◆ Objective
Without including any pictures, copy each entry below exactly.

◆ Data
↓
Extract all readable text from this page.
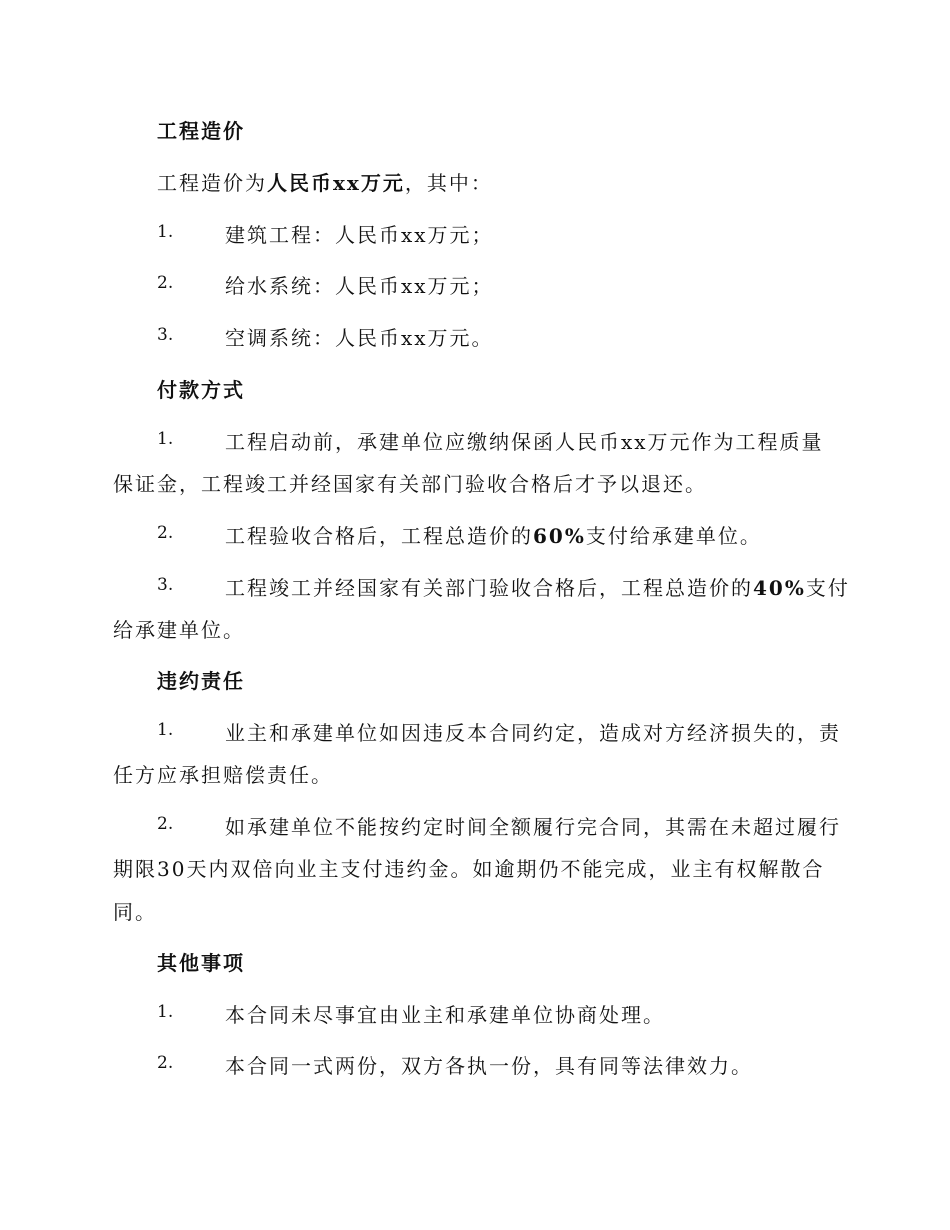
工程造价
工程造价为人民币xx万元，其中：
1.	建筑工程：人民币xx万元；
2.	给水系统：人民币xx万元；
3.	空调系统：人民币xx万元。
付款方式
1.	工程启动前，承建单位应缴纳保函人民币xx万元作为工程质量
保证金，工程竣工并经国家有关部门验收合格后才予以退还。
2.	工程验收合格后，工程总造价的60%支付给承建单位。
3.	工程竣工并经国家有关部门验收合格后，工程总造价的40%支付
给承建单位。
违约责任
1.	业主和承建单位如因违反本合同约定，造成对方经济损失的，责
任方应承担赔偿责任。
2.	如承建单位不能按约定时间全额履行完合同，其需在未超过履行
期限30天内双倍向业主支付违约金。如逾期仍不能完成，业主有权解散合
同。
其他事项
1.	本合同未尽事宜由业主和承建单位协商处理。
2.	本合同一式两份，双方各执一份，具有同等法律效力。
↑
◆ Correct response
Extract all readable text from this page.
工程造价
工程造价为人民币xx万元，其中：
1.	建筑工程：人民币xx万元；
2.	给水系统：人民币xx万元；
3.	空调系统：人民币xx万元。
付款方式
1.	工程启动前，承建单位应缴纳保函人民币xx万元作为工程质量
保证金，工程竣工并经国家有关部门验收合格后才予以退还。
2.	工程验收合格后，工程总造价的60%支付给承建单位。
3.	工程竣工并经国家有关部门验收合格后，工程总造价的40%支付
给承建单位。
违约责任
1.	业主和承建单位如因违反本合同约定，造成对方经济损失的，责
任方应承担赔偿责任。
2.	如承建单位不能按约定时间全额履行完合同，其需在未超过履行
期限30天内双倍向业主支付违约金。如逾期仍不能完成，业主有权解散合
同。
其他事项
1.	本合同未尽事宜由业主和承建单位协商处理。
2.	本合同一式两份，双方各执一份，具有同等法律效力。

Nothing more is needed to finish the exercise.